What is asked -> Copy the data precisely, keeping every character.

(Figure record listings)
-=-=-
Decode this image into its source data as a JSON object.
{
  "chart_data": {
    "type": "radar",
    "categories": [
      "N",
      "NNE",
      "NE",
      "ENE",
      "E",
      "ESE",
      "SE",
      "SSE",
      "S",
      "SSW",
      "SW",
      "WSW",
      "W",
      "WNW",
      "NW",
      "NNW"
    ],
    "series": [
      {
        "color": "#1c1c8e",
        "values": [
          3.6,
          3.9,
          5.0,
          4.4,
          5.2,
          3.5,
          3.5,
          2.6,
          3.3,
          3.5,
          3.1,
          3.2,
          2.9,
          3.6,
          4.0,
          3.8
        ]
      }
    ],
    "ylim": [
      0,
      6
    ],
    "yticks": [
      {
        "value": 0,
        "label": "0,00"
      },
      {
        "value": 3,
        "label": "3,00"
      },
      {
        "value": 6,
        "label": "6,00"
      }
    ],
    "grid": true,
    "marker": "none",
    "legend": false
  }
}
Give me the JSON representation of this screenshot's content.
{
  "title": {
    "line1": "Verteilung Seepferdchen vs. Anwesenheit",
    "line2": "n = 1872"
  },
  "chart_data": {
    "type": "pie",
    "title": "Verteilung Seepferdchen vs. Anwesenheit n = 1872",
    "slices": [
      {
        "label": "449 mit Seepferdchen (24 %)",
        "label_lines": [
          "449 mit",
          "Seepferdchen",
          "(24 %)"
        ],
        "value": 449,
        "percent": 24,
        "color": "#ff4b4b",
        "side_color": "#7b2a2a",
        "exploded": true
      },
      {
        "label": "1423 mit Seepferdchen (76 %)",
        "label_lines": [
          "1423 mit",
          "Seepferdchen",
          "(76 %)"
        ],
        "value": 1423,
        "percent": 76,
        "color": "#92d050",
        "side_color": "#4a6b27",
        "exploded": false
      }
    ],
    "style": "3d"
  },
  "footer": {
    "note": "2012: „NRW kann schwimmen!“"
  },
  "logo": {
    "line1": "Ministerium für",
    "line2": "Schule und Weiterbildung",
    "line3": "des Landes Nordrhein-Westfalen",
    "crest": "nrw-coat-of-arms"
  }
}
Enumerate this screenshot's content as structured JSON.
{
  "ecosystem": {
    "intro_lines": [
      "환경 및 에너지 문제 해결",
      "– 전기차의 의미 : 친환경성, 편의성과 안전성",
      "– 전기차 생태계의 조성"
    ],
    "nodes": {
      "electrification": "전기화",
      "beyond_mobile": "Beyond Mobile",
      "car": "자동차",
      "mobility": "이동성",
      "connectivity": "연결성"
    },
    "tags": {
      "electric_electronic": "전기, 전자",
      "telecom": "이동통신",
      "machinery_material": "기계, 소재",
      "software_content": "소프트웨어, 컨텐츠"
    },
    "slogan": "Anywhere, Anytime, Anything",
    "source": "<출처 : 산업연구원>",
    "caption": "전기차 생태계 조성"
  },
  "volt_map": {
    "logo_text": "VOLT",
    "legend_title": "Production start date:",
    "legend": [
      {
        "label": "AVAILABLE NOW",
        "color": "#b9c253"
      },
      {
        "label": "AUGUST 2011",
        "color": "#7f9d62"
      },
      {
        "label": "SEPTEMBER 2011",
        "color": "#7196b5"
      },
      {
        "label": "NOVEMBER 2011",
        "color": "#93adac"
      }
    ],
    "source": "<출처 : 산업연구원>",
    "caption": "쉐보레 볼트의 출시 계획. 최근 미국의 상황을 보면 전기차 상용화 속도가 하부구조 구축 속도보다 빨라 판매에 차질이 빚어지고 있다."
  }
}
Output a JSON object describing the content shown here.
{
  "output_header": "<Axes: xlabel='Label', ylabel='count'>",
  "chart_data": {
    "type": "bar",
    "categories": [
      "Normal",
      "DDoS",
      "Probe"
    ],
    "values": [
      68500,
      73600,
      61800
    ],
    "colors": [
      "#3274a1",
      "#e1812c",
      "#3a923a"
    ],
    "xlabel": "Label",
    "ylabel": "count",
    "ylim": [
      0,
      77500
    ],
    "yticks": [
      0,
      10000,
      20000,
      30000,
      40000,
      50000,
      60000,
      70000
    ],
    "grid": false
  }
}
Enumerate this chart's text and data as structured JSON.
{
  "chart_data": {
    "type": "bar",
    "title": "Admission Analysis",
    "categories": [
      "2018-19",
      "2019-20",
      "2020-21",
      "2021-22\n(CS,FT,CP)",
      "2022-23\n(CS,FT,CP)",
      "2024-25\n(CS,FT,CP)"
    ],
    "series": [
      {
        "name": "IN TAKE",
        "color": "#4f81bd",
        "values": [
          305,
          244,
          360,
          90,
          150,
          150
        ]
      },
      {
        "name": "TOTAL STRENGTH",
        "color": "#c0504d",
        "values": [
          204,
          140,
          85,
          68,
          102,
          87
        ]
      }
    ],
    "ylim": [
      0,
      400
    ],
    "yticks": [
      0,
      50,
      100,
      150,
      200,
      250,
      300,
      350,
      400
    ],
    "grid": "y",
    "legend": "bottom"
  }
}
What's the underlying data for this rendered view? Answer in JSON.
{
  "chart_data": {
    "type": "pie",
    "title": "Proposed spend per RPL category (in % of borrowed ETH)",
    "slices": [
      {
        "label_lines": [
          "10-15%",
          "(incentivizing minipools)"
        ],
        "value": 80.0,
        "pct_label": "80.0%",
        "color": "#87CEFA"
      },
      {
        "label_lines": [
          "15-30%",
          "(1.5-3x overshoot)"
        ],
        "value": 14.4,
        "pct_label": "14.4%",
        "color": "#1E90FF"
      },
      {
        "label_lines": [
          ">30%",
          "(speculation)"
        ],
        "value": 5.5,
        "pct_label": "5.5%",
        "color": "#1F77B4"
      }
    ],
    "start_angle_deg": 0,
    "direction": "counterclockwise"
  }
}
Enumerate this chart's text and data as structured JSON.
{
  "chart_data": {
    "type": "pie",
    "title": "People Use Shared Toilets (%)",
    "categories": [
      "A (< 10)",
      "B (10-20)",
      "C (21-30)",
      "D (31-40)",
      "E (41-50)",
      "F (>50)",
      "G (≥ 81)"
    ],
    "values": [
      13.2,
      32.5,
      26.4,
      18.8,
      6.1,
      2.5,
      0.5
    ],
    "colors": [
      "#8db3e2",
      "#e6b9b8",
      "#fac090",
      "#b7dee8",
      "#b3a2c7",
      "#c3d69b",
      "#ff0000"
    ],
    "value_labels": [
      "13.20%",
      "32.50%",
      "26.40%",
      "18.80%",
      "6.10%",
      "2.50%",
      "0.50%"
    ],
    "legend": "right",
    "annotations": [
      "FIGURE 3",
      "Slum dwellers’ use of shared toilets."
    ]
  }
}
-=-=-
Answer for this exercise ->
Decode this image into its source data as a JSON object.
{
  "chart_data": {
    "type": "radar",
    "categories": [
      "N",
      "NNE",
      "NE",
      "ENE",
      "E",
      "ESE",
      "SE",
      "SSE",
      "S",
      "SSW",
      "SW",
      "WSW",
      "W",
      "WNW",
      "NW",
      "NNW"
    ],
    "series": [
      {
        "color": "#1c1c8e",
        "values": [
          3.6,
          3.9,
          5.0,
          4.4,
          5.2,
          3.5,
          3.5,
          2.6,
          3.3,
          3.5,
          3.1,
          3.2,
          2.9,
          3.6,
          4.0,
          3.8
        ]
      }
    ],
    "ylim": [
      0,
      6
    ],
    "yticks": [
      {
        "value": 0,
        "label": "0,00"
      },
      {
        "value": 3,
        "label": "3,00"
      },
      {
        "value": 6,
        "label": "6,00"
      }
    ],
    "grid": true,
    "marker": "none",
    "legend": false
  }
}
Give me the JSON representation of this screenshot's content.
{
  "title": {
    "line1": "Verteilung Seepferdchen vs. Anwesenheit",
    "line2": "n = 1872"
  },
  "chart_data": {
    "type": "pie",
    "title": "Verteilung Seepferdchen vs. Anwesenheit n = 1872",
    "slices": [
      {
        "label": "449 mit Seepferdchen (24 %)",
        "label_lines": [
          "449 mit",
          "Seepferdchen",
          "(24 %)"
        ],
        "value": 449,
        "percent": 24,
        "color": "#ff4b4b",
        "side_color": "#7b2a2a",
        "exploded": true
      },
      {
        "label": "1423 mit Seepferdchen (76 %)",
        "label_lines": [
          "1423 mit",
          "Seepferdchen",
          "(76 %)"
        ],
        "value": 1423,
        "percent": 76,
        "color": "#92d050",
        "side_color": "#4a6b27",
        "exploded": false
      }
    ],
    "style": "3d"
  },
  "footer": {
    "note": "2012: „NRW kann schwimmen!“"
  },
  "logo": {
    "line1": "Ministerium für",
    "line2": "Schule und Weiterbildung",
    "line3": "des Landes Nordrhein-Westfalen",
    "crest": "nrw-coat-of-arms"
  }
}
Enumerate this screenshot's content as structured JSON.
{
  "ecosystem": {
    "intro_lines": [
      "환경 및 에너지 문제 해결",
      "– 전기차의 의미 : 친환경성, 편의성과 안전성",
      "– 전기차 생태계의 조성"
    ],
    "nodes": {
      "electrification": "전기화",
      "beyond_mobile": "Beyond Mobile",
      "car": "자동차",
      "mobility": "이동성",
      "connectivity": "연결성"
    },
    "tags": {
      "electric_electronic": "전기, 전자",
      "telecom": "이동통신",
      "machinery_material": "기계, 소재",
      "software_content": "소프트웨어, 컨텐츠"
    },
    "slogan": "Anywhere, Anytime, Anything",
    "source": "<출처 : 산업연구원>",
    "caption": "전기차 생태계 조성"
  },
  "volt_map": {
    "logo_text": "VOLT",
    "legend_title": "Production start date:",
    "legend": [
      {
        "label": "AVAILABLE NOW",
        "color": "#b9c253"
      },
      {
        "label": "AUGUST 2011",
        "color": "#7f9d62"
      },
      {
        "label": "SEPTEMBER 2011",
        "color": "#7196b5"
      },
      {
        "label": "NOVEMBER 2011",
        "color": "#93adac"
      }
    ],
    "source": "<출처 : 산업연구원>",
    "caption": "쉐보레 볼트의 출시 계획. 최근 미국의 상황을 보면 전기차 상용화 속도가 하부구조 구축 속도보다 빨라 판매에 차질이 빚어지고 있다."
  }
}
Output a JSON object describing the content shown here.
{
  "output_header": "<Axes: xlabel='Label', ylabel='count'>",
  "chart_data": {
    "type": "bar",
    "categories": [
      "Normal",
      "DDoS",
      "Probe"
    ],
    "values": [
      68500,
      73600,
      61800
    ],
    "colors": [
      "#3274a1",
      "#e1812c",
      "#3a923a"
    ],
    "xlabel": "Label",
    "ylabel": "count",
    "ylim": [
      0,
      77500
    ],
    "yticks": [
      0,
      10000,
      20000,
      30000,
      40000,
      50000,
      60000,
      70000
    ],
    "grid": false
  }
}
Enumerate this chart's text and data as structured JSON.
{
  "chart_data": {
    "type": "bar",
    "title": "Admission Analysis",
    "categories": [
      "2018-19",
      "2019-20",
      "2020-21",
      "2021-22\n(CS,FT,CP)",
      "2022-23\n(CS,FT,CP)",
      "2024-25\n(CS,FT,CP)"
    ],
    "series": [
      {
        "name": "IN TAKE",
        "color": "#4f81bd",
        "values": [
          305,
          244,
          360,
          90,
          150,
          150
        ]
      },
      {
        "name": "TOTAL STRENGTH",
        "color": "#c0504d",
        "values": [
          204,
          140,
          85,
          68,
          102,
          87
        ]
      }
    ],
    "ylim": [
      0,
      400
    ],
    "yticks": [
      0,
      50,
      100,
      150,
      200,
      250,
      300,
      350,
      400
    ],
    "grid": "y",
    "legend": "bottom"
  }
}
What's the underlying data for this rendered view? Answer in JSON.
{
  "chart_data": {
    "type": "pie",
    "title": "Proposed spend per RPL category (in % of borrowed ETH)",
    "slices": [
      {
        "label_lines": [
          "10-15%",
          "(incentivizing minipools)"
        ],
        "value": 80.0,
        "pct_label": "80.0%",
        "color": "#87CEFA"
      },
      {
        "label_lines": [
          "15-30%",
          "(1.5-3x overshoot)"
        ],
        "value": 14.4,
        "pct_label": "14.4%",
        "color": "#1E90FF"
      },
      {
        "label_lines": [
          ">30%",
          "(speculation)"
        ],
        "value": 5.5,
        "pct_label": "5.5%",
        "color": "#1F77B4"
      }
    ],
    "start_angle_deg": 0,
    "direction": "counterclockwise"
  }
}
Enumerate this chart's text and data as structured JSON.
{
  "chart_data": {
    "type": "pie",
    "title": "People Use Shared Toilets (%)",
    "categories": [
      "A (< 10)",
      "B (10-20)",
      "C (21-30)",
      "D (31-40)",
      "E (41-50)",
      "F (>50)",
      "G (≥ 81)"
    ],
    "values": [
      13.2,
      32.5,
      26.4,
      18.8,
      6.1,
      2.5,
      0.5
    ],
    "colors": [
      "#8db3e2",
      "#e6b9b8",
      "#fac090",
      "#b7dee8",
      "#b3a2c7",
      "#c3d69b",
      "#ff0000"
    ],
    "value_labels": [
      "13.20%",
      "32.50%",
      "26.40%",
      "18.80%",
      "6.10%",
      "2.50%",
      "0.50%"
    ],
    "legend": "right",
    "annotations": [
      "FIGURE 3",
      "Slum dwellers’ use of shared toilets."
    ]
  }
}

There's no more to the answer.